• _WHAT NEEDS TO BE DONE_
Pick out every line that holds the string "parámetros" and copy it.

####################

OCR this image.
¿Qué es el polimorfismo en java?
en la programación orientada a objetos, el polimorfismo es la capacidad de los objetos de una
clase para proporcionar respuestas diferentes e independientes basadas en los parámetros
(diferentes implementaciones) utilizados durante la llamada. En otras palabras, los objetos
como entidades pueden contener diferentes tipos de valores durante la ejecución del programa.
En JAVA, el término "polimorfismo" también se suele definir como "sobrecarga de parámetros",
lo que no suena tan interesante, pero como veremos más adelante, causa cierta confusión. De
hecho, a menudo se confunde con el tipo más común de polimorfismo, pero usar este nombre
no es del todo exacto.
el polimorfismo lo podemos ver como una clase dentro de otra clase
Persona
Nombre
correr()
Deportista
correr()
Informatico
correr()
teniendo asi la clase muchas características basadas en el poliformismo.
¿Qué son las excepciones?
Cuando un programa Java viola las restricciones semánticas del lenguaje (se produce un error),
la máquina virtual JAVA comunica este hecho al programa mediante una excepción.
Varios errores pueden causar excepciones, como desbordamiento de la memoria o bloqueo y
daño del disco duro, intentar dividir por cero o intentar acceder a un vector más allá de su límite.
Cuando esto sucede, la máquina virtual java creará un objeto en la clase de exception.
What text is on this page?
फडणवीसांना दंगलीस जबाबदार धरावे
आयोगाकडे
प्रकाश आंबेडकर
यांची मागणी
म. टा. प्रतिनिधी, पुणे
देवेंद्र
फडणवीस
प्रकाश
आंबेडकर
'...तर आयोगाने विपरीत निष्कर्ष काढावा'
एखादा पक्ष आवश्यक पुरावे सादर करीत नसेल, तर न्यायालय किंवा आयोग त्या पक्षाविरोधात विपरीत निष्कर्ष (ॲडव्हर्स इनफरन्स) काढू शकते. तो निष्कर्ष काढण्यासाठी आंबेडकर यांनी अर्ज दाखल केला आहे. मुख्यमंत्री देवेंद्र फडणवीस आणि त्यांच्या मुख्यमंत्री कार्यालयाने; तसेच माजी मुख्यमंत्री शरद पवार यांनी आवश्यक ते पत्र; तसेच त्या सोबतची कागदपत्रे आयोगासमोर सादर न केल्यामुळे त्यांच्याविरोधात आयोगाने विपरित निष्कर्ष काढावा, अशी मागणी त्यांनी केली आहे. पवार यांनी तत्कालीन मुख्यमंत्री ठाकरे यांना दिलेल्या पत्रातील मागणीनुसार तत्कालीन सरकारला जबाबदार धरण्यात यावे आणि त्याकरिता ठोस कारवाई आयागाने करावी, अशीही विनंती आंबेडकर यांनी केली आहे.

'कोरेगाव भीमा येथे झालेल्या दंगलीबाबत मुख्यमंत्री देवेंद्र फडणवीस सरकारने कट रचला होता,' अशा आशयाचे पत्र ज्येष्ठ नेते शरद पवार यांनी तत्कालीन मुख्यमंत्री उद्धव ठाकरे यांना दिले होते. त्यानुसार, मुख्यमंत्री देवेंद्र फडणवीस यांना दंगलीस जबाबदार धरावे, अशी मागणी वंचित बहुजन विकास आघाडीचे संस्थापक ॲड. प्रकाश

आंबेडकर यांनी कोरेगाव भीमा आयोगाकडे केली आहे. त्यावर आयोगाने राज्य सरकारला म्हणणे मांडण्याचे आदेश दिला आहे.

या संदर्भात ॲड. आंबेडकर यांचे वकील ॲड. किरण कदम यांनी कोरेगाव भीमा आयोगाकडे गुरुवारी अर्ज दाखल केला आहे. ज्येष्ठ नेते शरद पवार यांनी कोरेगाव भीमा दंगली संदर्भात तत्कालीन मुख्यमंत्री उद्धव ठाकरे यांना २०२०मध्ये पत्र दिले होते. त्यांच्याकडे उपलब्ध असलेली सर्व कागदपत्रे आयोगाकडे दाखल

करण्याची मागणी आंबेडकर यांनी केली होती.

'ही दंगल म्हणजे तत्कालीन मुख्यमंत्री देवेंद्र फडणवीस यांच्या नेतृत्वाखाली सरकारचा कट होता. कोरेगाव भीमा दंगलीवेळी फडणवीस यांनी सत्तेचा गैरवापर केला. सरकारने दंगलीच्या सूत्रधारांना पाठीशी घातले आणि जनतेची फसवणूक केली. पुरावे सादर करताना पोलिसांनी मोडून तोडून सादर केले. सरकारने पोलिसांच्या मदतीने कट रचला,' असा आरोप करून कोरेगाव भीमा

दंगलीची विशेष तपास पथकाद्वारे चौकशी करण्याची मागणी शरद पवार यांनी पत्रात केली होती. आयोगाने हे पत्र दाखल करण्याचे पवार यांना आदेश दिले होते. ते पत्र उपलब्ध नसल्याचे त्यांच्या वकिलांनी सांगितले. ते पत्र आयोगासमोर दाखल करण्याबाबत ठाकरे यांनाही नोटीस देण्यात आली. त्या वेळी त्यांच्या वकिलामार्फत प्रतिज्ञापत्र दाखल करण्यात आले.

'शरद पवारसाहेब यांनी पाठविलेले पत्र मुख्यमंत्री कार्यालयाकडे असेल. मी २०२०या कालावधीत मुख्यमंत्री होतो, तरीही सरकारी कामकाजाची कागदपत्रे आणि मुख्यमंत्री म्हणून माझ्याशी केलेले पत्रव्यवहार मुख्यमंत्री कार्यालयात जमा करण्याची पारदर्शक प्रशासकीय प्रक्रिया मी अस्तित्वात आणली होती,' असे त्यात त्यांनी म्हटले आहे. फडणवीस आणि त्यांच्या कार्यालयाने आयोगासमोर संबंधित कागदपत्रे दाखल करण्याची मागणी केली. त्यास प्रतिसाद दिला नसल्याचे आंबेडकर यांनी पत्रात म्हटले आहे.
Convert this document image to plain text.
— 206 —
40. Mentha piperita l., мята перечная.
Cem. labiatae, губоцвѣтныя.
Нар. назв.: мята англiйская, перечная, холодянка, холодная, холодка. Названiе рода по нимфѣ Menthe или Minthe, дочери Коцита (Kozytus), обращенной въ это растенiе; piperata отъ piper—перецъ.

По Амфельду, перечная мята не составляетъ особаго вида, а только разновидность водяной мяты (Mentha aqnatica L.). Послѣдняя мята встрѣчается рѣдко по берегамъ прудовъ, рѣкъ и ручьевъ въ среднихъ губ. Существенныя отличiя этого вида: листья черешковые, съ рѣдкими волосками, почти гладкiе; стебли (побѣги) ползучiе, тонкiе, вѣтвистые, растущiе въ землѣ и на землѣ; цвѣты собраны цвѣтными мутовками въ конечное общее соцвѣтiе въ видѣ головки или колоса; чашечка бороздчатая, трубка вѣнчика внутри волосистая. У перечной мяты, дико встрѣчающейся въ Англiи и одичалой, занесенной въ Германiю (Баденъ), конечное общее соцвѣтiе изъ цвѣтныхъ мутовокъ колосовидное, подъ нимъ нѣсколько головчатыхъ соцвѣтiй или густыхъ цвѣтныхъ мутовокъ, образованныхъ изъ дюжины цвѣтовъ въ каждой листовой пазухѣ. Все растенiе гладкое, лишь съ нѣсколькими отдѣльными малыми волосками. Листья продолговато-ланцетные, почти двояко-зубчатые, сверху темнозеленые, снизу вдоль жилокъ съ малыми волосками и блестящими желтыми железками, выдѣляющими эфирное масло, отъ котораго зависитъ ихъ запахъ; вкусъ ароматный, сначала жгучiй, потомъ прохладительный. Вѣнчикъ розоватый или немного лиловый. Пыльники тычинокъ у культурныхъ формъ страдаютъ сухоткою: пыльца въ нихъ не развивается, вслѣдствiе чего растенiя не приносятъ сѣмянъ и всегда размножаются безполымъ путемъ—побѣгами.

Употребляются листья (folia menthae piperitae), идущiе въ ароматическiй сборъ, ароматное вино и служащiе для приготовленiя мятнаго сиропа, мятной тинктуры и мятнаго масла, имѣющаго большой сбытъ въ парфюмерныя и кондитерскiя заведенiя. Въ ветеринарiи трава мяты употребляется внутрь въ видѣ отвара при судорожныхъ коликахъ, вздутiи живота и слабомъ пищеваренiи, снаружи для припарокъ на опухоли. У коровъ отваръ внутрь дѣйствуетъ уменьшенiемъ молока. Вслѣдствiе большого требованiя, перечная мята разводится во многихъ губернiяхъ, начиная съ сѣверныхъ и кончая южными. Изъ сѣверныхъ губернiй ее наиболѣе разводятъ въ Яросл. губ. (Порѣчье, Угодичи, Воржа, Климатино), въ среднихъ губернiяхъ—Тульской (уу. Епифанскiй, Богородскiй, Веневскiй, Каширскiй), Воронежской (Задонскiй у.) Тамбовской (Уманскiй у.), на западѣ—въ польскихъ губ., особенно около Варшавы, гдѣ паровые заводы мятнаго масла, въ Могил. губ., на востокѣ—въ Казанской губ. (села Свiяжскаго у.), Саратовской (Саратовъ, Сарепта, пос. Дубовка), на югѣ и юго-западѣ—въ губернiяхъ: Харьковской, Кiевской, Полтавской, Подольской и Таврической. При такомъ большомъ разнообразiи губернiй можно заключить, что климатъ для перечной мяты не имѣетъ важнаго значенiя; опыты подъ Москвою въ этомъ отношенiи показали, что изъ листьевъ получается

####################

• _CORRECT OUTPUT_
clase para proporcionar respuestas diferentes e independientes basadas en los parámetros
En JAVA, el término "polimorfismo" también se suele definir como "sobrecarga de parámetros",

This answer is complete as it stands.